(Goal) Make an exact copy of the lines, leaving the pictures out.

(Records excerpted from a collection)
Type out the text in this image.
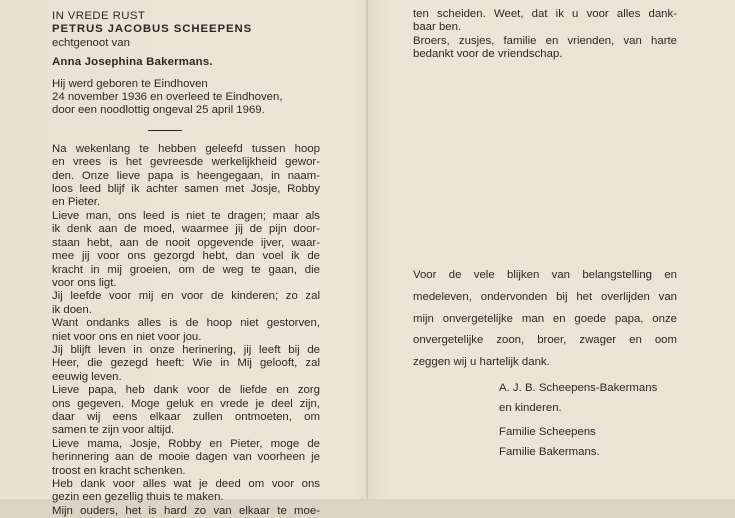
IN VREDE RUST
PETRUS JACOBUS SCHEEPENS
echtgenoot van
Anna Josephina Bakermans.
Hij werd geboren te Eindhoven
24 november 1936 en overleed te Eindhoven,
door een noodlottig ongeval 25 april 1969.
Na wekenlang te hebben geleefd tussen hoop
en vrees is het gevreesde werkelijkheid gewor-
den. Onze lieve papa is heengegaan, in naam-
loos leed blijf ik achter samen met Josje, Robby
en Pieter.
Lieve man, ons leed is niet te dragen; maar als
ik denk aan de moed, waarmee jij de pijn door-
staan hebt, aan de nooit opgevende ijver, waar-
mee jij voor ons gezorgd hebt, dan voel ik de
kracht in mij groeien, om de weg te gaan, die
voor ons ligt.
Jij leefde voor mij en voor de kinderen; zo zal
ik doen.
Want ondanks alles is de hoop niet gestorven,
niet voor ons en niet voor jou.
Jij blijft leven in onze herinering, jij leeft bij de
Heer, die gezegd heeft: Wie in Mij gelooft, zal
eeuwig leven.
Lieve papa, heb dank voor de liefde en zorg
ons gegeven. Moge geluk en vrede je deel zijn,
daar wij eens elkaar zullen ontmoeten, om
samen te zijn voor altijd.
Lieve mama, Josje, Robby en Pieter, moge de
herinnering aan de mooie dagen van voorheen je
troost en kracht schenken.
Heb dank voor alles wat je deed om voor ons
gezin een gezellig thuis te maken.
Mijn ouders, het is hard zo van elkaar te moe-
ten scheiden. Weet, dat ik u voor alles dank-
baar ben.
Broers, zusjes, familie en vrienden, van harte
bedankt voor de vriendschap.
Voor de vele blijken van belangstelling en
medeleven, ondervonden bij het overlijden van
mijn onvergetelijke man en goede papa, onze
onvergetelijke zoon, broer, zwager en oom
zeggen wij u hartelijk dank.
A. J. B. Scheepens-Bakermans
en kinderen.
Familie Scheepens
Familie Bakermans.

(Result below)
Type out the text in this image.
IN VREDE RUST
PETRUS JACOBUS SCHEEPENS
echtgenoot van
Anna Josephina Bakermans.
Hij werd geboren te Eindhoven
24 november 1936 en overleed te Eindhoven,
door een noodlottig ongeval 25 april 1969.
Na wekenlang te hebben geleefd tussen hoop
en vrees is het gevreesde werkelijkheid gewor-
den. Onze lieve papa is heengegaan, in naam-
loos leed blijf ik achter samen met Josje, Robby
en Pieter.
Lieve man, ons leed is niet te dragen; maar als
ik denk aan de moed, waarmee jij de pijn door-
staan hebt, aan de nooit opgevende ijver, waar-
mee jij voor ons gezorgd hebt, dan voel ik de
kracht in mij groeien, om de weg te gaan, die
voor ons ligt.
Jij leefde voor mij en voor de kinderen; zo zal
ik doen.
Want ondanks alles is de hoop niet gestorven,
niet voor ons en niet voor jou.
Jij blijft leven in onze herinering, jij leeft bij de
Heer, die gezegd heeft: Wie in Mij gelooft, zal
eeuwig leven.
Lieve papa, heb dank voor de liefde en zorg
ons gegeven. Moge geluk en vrede je deel zijn,
daar wij eens elkaar zullen ontmoeten, om
samen te zijn voor altijd.
Lieve mama, Josje, Robby en Pieter, moge de
herinnering aan de mooie dagen van voorheen je
troost en kracht schenken.
Heb dank voor alles wat je deed om voor ons
gezin een gezellig thuis te maken.
Mijn ouders, het is hard zo van elkaar te moe-
ten scheiden. Weet, dat ik u voor alles dank-
baar ben.
Broers, zusjes, familie en vrienden, van harte
bedankt voor de vriendschap.
Voor de vele blijken van belangstelling en
medeleven, ondervonden bij het overlijden van
mijn onvergetelijke man en goede papa, onze
onvergetelijke zoon, broer, zwager en oom
zeggen wij u hartelijk dank.
A. J. B. Scheepens-Bakermans
en kinderen.
Familie Scheepens
Familie Bakermans.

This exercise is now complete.